[Saved entries]
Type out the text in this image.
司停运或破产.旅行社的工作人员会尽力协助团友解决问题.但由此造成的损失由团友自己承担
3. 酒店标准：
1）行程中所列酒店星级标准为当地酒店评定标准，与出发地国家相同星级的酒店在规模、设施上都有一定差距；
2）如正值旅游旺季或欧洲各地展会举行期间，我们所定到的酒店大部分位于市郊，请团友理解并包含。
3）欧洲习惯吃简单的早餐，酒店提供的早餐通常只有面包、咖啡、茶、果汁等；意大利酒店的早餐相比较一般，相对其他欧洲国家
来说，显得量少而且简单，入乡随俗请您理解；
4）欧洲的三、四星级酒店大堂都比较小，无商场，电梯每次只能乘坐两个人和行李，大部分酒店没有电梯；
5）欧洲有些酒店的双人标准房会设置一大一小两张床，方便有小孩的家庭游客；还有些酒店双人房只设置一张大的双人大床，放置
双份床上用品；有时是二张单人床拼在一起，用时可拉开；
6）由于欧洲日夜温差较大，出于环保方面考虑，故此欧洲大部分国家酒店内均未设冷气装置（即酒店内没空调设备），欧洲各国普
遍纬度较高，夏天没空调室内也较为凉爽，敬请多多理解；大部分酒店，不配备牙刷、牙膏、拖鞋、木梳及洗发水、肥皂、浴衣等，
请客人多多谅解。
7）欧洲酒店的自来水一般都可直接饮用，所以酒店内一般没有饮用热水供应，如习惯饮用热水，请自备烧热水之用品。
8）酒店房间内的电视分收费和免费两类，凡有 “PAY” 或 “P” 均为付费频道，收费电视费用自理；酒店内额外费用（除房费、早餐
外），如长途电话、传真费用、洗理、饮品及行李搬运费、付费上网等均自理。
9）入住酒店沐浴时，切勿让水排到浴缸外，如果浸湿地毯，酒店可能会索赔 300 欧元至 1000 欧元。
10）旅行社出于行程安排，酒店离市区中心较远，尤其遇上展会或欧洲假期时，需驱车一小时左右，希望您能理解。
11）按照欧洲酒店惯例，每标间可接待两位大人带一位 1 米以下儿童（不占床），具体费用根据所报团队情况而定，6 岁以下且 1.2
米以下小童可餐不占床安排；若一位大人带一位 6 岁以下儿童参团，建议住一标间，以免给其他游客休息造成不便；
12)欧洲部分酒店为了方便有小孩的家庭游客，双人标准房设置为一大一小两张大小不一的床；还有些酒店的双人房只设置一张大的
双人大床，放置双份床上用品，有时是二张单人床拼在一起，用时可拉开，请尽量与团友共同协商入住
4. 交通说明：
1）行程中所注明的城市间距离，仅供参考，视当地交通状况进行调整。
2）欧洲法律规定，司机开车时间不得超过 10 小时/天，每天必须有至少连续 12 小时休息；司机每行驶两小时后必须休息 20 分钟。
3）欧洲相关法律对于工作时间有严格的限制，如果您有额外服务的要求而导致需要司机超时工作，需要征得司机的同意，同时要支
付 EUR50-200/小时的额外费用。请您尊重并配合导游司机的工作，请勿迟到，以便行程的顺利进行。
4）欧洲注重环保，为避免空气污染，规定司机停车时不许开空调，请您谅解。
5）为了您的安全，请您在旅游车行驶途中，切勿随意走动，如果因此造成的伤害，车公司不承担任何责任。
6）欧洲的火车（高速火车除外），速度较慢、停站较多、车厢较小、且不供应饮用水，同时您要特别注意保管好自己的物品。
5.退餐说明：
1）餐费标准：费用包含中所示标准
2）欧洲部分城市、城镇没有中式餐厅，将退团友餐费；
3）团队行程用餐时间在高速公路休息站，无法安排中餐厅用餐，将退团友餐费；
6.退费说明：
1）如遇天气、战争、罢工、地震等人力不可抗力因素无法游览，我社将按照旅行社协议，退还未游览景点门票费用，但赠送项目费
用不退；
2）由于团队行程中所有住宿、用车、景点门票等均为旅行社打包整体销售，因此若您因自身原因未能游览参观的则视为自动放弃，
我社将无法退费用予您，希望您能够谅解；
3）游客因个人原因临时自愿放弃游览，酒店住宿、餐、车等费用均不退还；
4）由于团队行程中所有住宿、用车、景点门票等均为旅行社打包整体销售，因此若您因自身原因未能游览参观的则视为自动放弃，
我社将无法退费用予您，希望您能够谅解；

• Prompt:
Go through the material and copy out every line with "用时可拉开" in it.

• Solution to this task:
双份床上用品；有时是二张单人床拼在一起，用时可拉开；
双人大床，放置双份床上用品，有时是二张单人床拼在一起，用时可拉开，请尽量与团友共同协商入住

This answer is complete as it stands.